■ **SHORT PROBLEM**
Return only this: the line with "Give me the" and all the lines that follow it below, through the final one, exactly as they are.

== == ==

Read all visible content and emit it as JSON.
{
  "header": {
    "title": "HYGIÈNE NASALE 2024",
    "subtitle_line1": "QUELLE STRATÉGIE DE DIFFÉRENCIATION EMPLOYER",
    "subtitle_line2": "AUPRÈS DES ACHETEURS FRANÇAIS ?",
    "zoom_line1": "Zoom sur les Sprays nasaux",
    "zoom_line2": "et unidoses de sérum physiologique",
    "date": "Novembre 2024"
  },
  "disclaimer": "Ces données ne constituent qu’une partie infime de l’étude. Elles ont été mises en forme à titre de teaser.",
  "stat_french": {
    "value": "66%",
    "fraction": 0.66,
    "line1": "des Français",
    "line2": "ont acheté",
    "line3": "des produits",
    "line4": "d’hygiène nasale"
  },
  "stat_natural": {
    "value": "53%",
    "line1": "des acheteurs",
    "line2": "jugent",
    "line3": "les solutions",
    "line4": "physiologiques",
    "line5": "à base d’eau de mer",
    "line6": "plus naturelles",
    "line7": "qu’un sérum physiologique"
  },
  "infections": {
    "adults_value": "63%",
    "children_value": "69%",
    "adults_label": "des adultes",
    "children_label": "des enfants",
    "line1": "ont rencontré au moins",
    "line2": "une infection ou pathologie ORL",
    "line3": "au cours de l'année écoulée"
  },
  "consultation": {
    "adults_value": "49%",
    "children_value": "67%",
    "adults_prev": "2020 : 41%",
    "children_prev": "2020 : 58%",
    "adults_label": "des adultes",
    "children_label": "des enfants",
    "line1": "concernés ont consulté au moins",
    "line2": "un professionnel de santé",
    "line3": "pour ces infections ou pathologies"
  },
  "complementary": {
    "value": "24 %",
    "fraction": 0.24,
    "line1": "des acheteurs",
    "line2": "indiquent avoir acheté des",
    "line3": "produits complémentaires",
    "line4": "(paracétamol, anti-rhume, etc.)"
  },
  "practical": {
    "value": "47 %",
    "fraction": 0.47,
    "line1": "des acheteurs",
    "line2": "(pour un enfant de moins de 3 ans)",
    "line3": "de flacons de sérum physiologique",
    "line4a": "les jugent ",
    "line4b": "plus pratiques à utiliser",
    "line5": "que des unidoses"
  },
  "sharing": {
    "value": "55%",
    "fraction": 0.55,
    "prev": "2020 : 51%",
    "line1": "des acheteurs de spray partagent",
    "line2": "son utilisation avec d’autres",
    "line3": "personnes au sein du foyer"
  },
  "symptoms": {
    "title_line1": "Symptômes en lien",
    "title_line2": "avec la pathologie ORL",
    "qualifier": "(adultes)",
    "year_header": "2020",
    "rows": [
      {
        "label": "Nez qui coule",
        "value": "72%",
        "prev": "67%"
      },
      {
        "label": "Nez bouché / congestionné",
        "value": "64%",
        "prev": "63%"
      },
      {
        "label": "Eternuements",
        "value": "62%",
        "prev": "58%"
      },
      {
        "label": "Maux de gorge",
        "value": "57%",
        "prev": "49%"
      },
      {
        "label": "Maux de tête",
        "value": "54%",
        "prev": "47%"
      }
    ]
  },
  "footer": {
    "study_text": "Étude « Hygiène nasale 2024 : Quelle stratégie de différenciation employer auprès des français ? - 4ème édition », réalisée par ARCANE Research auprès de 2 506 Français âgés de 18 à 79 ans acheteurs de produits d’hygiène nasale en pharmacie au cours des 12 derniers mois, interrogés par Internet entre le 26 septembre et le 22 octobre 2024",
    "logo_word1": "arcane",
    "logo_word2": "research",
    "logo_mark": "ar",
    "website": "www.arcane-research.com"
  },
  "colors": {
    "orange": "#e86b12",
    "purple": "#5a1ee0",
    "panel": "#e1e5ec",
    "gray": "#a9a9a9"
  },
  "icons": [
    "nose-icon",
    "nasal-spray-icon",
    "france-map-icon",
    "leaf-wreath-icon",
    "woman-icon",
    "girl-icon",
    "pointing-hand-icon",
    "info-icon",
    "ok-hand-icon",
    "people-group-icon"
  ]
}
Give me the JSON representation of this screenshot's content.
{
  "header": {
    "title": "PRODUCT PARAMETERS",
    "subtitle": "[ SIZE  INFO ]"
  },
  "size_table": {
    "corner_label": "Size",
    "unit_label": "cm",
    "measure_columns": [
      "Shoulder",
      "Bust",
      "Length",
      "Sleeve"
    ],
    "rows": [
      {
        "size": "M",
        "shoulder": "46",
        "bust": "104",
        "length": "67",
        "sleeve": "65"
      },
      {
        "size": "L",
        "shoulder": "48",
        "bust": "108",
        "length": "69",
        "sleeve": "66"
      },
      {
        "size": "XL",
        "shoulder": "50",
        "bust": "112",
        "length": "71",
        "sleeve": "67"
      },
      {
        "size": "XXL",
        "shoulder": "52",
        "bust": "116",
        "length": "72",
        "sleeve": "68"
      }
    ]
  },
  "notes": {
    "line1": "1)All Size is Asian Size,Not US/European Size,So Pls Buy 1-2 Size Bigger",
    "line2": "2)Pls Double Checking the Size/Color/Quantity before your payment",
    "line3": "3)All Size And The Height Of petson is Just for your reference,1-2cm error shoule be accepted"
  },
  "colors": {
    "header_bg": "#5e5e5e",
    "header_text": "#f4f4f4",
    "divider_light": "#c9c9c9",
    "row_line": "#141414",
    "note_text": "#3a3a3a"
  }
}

== == ==

■ **TASK OUTPUT**
Give me the JSON representation of this screenshot's content.
{
  "header": {
    "title": "PRODUCT PARAMETERS",
    "subtitle": "[ SIZE  INFO ]"
  },
  "size_table": {
    "corner_label": "Size",
    "unit_label": "cm",
    "measure_columns": [
      "Shoulder",
      "Bust",
      "Length",
      "Sleeve"
    ],
    "rows": [
      {
        "size": "M",
        "shoulder": "46",
        "bust": "104",
        "length": "67",
        "sleeve": "65"
      },
      {
        "size": "L",
        "shoulder": "48",
        "bust": "108",
        "length": "69",
        "sleeve": "66"
      },
      {
        "size": "XL",
        "shoulder": "50",
        "bust": "112",
        "length": "71",
        "sleeve": "67"
      },
      {
        "size": "XXL",
        "shoulder": "52",
        "bust": "116",
        "length": "72",
        "sleeve": "68"
      }
    ]
  },
  "notes": {
    "line1": "1)All Size is Asian Size,Not US/European Size,So Pls Buy 1-2 Size Bigger",
    "line2": "2)Pls Double Checking the Size/Color/Quantity before your payment",
    "line3": "3)All Size And The Height Of petson is Just for your reference,1-2cm error shoule be accepted"
  },
  "colors": {
    "header_bg": "#5e5e5e",
    "header_text": "#f4f4f4",
    "divider_light": "#c9c9c9",
    "row_line": "#141414",
    "note_text": "#3a3a3a"
  }
}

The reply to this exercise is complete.